* [Written request] Set down each line of the material that follows, exactly, with no pictures.

Dataset items:
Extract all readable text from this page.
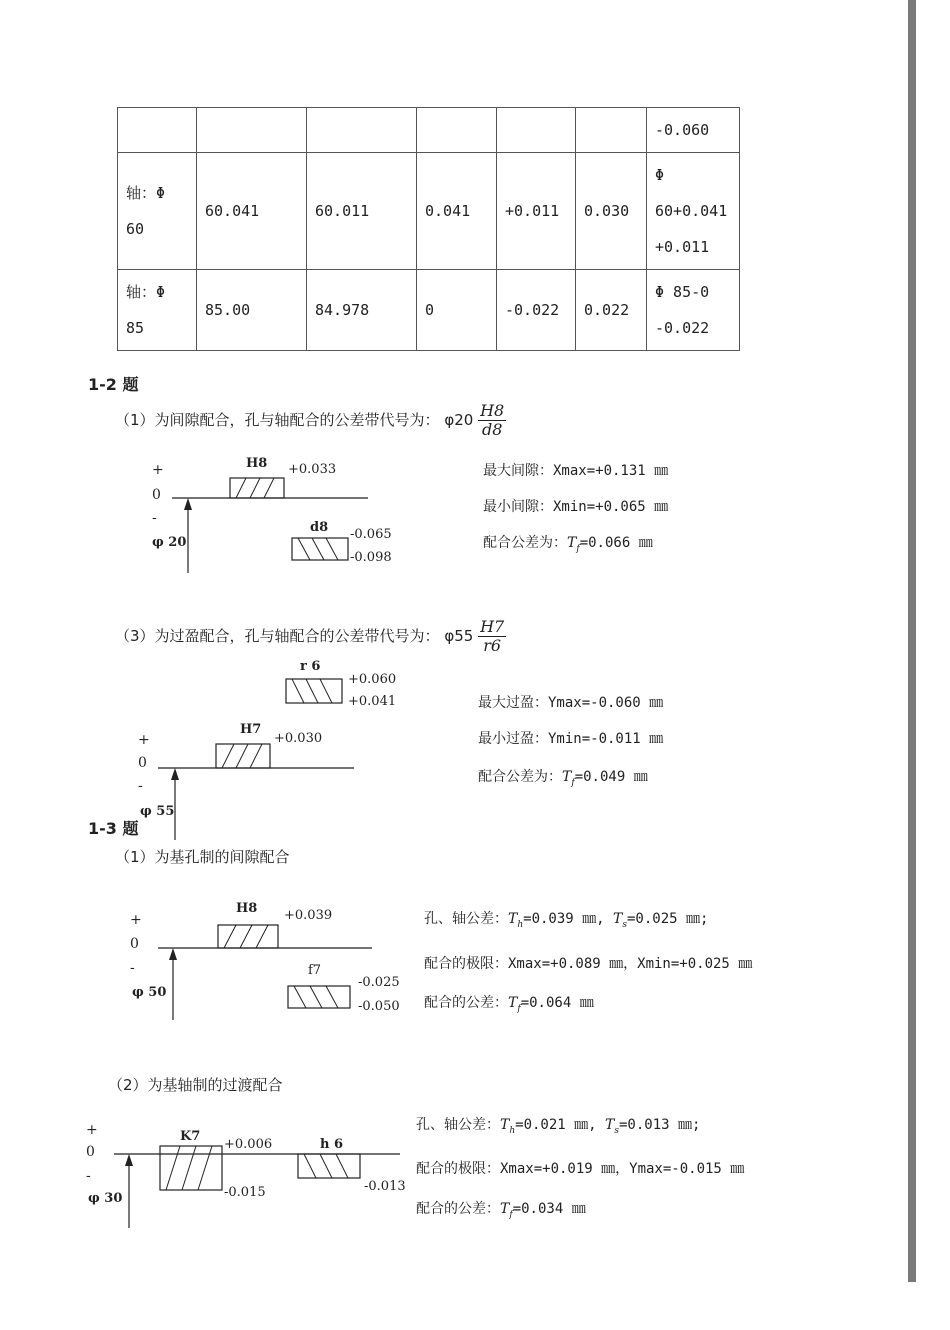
						-0.060
轴：Φ 60	60.041	60.011	0.041	+0.011	0.030	Φ 60+0.041 +0.011
轴：Φ 85	85.00	84.978	0	-0.022	0.022	Φ 85-0 -0.022
1-2 题
（1）为间隙配合，孔与轴配合的公差带代号为： $\varphi 20 \frac{H8}{d8}$
+
0
-
φ 20
H8 +0.033
d8 -0.065
-0.098
最大间隙：Xmax=+0.131 ㎜
最小间隙：Xmin=+0.065 ㎜
配合公差为：$T_f=0.066$ ㎜
（3）为过盈配合，孔与轴配合的公差带代号为： $\varphi 55 \frac{H7}{r6}$
r 6
+0.060
+0.041
+
0
-
φ 55
H7
+0.030
最大过盈：Ymax=-0.060 ㎜
最小过盈：Ymin=-0.011 ㎜
配合公差为：$T_f=0.049$ ㎜
1-3 题
（1）为基孔制的间隙配合
+
0
-
φ 50
H8 +0.039
f7
-0.025
-0.050
孔、轴公差：$T_h=0.039$ ㎜, $T_s=0.025$ ㎜;
配合的极限：Xmax=+0.089 ㎜，Xmin=+0.025 ㎜
配合的公差：$T_f=0.064$ ㎜
（2）为基轴制的过渡配合
+
0
-
φ 30
K7
+0.006
-0.015
h 6
-0.013
孔、轴公差：$T_h=0.021$ ㎜, $T_s=0.013$ ㎜;
配合的极限：Xmax=+0.019 ㎜，Ymax=-0.015 ㎜
配合的公差：$T_f=0.034$ ㎜
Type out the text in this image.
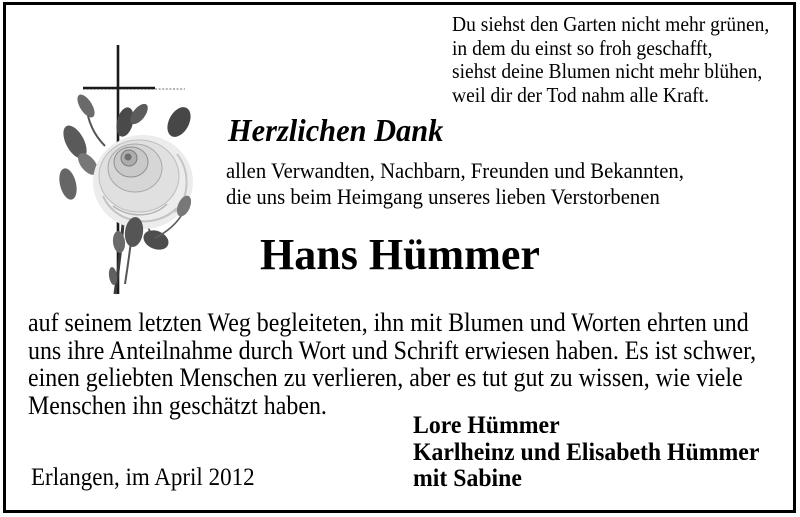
Du siehst den Garten nicht mehr grünen,
in dem du einst so froh geschafft,
siehst deine Blumen nicht mehr blühen,
weil dir der Tod nahm alle Kraft.
Herzlichen Dank
allen Verwandten, Nachbarn, Freunden und Bekannten,
die uns beim Heimgang unseres lieben Verstorbenen
Hans Hümmer
auf seinem letzten Weg begleiteten, ihn mit Blumen und Worten ehrten und
uns ihre Anteilnahme durch Wort und Schrift erwiesen haben. Es ist schwer,
einen geliebten Menschen zu verlieren, aber es tut gut zu wissen, wie viele
Menschen ihn geschätzt haben.
Lore Hümmer
Karlheinz und Elisabeth Hümmer
mit Sabine
Erlangen, im April 2012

* [Worked solution]
Extract all readable text from this page.
						-0.060
轴：Φ 60	60.041	60.011	0.041	+0.011	0.030	Φ 60+0.041 +0.011
轴：Φ 85	85.00	84.978	0	-0.022	0.022	Φ 85-0 -0.022
1-2 题
（1）为间隙配合，孔与轴配合的公差带代号为： $\varphi 20 \frac{H8}{d8}$
+
0
-
φ 20
H8 +0.033
d8 -0.065
-0.098
最大间隙：Xmax=+0.131 ㎜
最小间隙：Xmin=+0.065 ㎜
配合公差为：$T_f=0.066$ ㎜
（3）为过盈配合，孔与轴配合的公差带代号为： $\varphi 55 \frac{H7}{r6}$
r 6
+0.060
+0.041
+
0
-
φ 55
H7
+0.030
最大过盈：Ymax=-0.060 ㎜
最小过盈：Ymin=-0.011 ㎜
配合公差为：$T_f=0.049$ ㎜
1-3 题
（1）为基孔制的间隙配合
+
0
-
φ 50
H8 +0.039
f7
-0.025
-0.050
孔、轴公差：$T_h=0.039$ ㎜, $T_s=0.025$ ㎜;
配合的极限：Xmax=+0.089 ㎜，Xmin=+0.025 ㎜
配合的公差：$T_f=0.064$ ㎜
（2）为基轴制的过渡配合
+
0
-
φ 30
K7
+0.006
-0.015
h 6
-0.013
孔、轴公差：$T_h=0.021$ ㎜, $T_s=0.013$ ㎜;
配合的极限：Xmax=+0.019 ㎜，Ymax=-0.015 ㎜
配合的公差：$T_f=0.034$ ㎜
Type out the text in this image.
Du siehst den Garten nicht mehr grünen,
in dem du einst so froh geschafft,
siehst deine Blumen nicht mehr blühen,
weil dir der Tod nahm alle Kraft.
Herzlichen Dank
allen Verwandten, Nachbarn, Freunden und Bekannten,
die uns beim Heimgang unseres lieben Verstorbenen
Hans Hümmer
auf seinem letzten Weg begleiteten, ihn mit Blumen und Worten ehrten und
uns ihre Anteilnahme durch Wort und Schrift erwiesen haben. Es ist schwer,
einen geliebten Menschen zu verlieren, aber es tut gut zu wissen, wie viele
Menschen ihn geschätzt haben.
Lore Hümmer
Karlheinz und Elisabeth Hümmer
mit Sabine
Erlangen, im April 2012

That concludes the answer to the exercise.